**GIVEN INFORMATION**.
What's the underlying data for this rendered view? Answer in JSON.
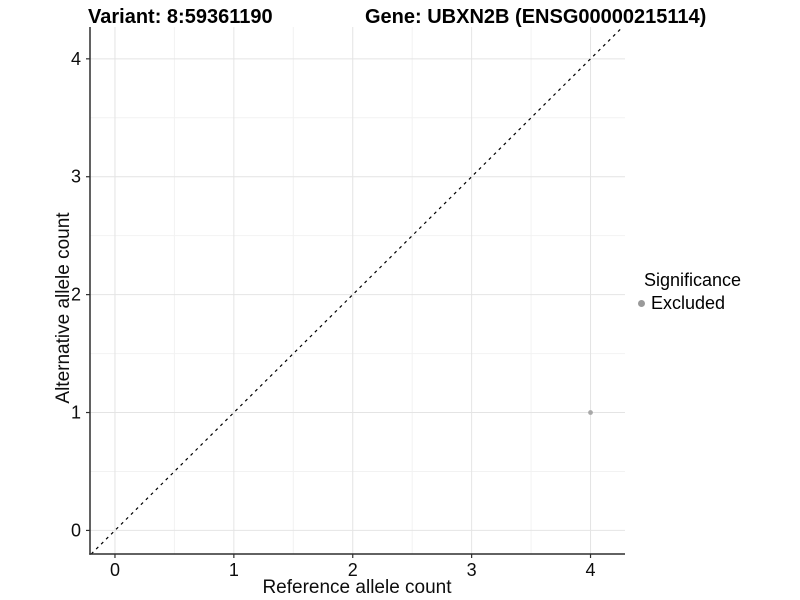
{
  "header": {
    "variant_title": "Variant: 8:59361190",
    "gene_title": "Gene: UBXN2B (ENSG00000215114)"
  },
  "chart_data": {
    "type": "scatter",
    "xlabel": "Reference allele count",
    "ylabel": "Alternative allele count",
    "xlim": [
      -0.21,
      4.29
    ],
    "ylim": [
      -0.2,
      4.27
    ],
    "x_ticks": [
      0,
      1,
      2,
      3,
      4
    ],
    "y_ticks": [
      0,
      1,
      2,
      3,
      4
    ],
    "grid": "major and minor on, white background",
    "identity_line": {
      "equation": "y = x",
      "style": "dashed",
      "color": "#000000"
    },
    "series": [
      {
        "name": "Excluded",
        "color": "#a8a8a8",
        "points": [
          [
            4,
            1
          ]
        ]
      }
    ],
    "legend": {
      "title": "Significance",
      "position": "right",
      "entries": [
        {
          "label": "Excluded",
          "color": "#9a9a9a"
        }
      ]
    }
  },
  "colors": {
    "major_grid": "#e4e4e4",
    "minor_grid": "#f2f2f2",
    "axis_line": "#2e2e2e",
    "tick_text": "#0d0d0d",
    "title_text": "#000000"
  }
}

**INSTRUCTIONS FOR THE TASK**. Go through the records above and copy every line with the word "allele".

**RESULT OF THE EXERCISE**.
    "xlabel": "Reference allele count",
    "ylabel": "Alternative allele count",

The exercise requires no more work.